* Input rows:
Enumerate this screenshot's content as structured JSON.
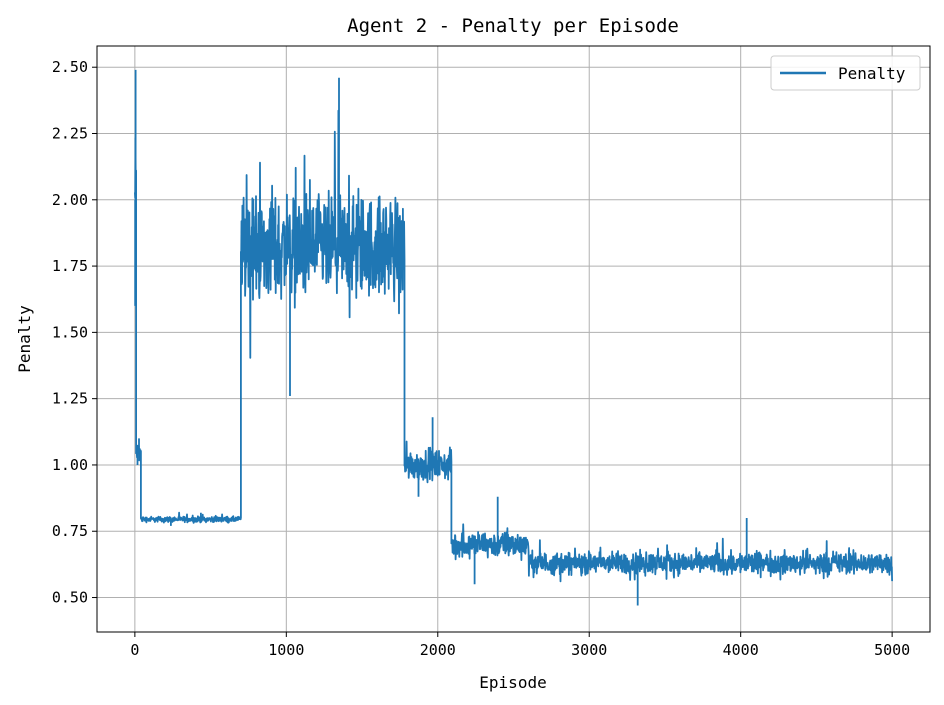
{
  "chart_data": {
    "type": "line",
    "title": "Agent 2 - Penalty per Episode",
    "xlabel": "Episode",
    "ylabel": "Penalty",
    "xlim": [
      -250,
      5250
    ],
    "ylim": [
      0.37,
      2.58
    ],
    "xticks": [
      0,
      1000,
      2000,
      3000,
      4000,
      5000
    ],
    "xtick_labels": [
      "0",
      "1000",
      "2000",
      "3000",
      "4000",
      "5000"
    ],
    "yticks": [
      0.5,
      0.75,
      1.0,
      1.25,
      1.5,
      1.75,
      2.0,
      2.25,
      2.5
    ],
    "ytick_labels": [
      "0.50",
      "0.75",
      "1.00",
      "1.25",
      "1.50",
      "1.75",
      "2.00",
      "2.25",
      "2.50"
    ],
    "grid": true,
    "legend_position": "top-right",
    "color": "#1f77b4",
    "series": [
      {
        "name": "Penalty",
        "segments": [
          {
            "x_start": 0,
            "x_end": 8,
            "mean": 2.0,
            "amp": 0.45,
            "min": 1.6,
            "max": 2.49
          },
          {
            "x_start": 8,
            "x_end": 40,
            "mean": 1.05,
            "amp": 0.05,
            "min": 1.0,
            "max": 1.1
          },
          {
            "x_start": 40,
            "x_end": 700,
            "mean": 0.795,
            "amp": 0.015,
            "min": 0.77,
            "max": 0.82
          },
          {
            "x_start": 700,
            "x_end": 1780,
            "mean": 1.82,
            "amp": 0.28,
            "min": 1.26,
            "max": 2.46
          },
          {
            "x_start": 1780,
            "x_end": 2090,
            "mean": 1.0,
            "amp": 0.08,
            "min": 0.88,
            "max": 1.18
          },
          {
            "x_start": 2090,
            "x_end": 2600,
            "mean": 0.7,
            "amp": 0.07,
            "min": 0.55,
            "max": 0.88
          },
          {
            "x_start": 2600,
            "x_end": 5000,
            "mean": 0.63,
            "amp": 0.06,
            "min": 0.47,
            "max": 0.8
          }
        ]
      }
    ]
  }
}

* Written instruction:
Read the lines above. Gather those in which the string "Penalty" is found.

* Solution to this exercise:
    "title": "Agent 2 - Penalty per Episode",
    "ylabel": "Penalty",
        "name": "Penalty",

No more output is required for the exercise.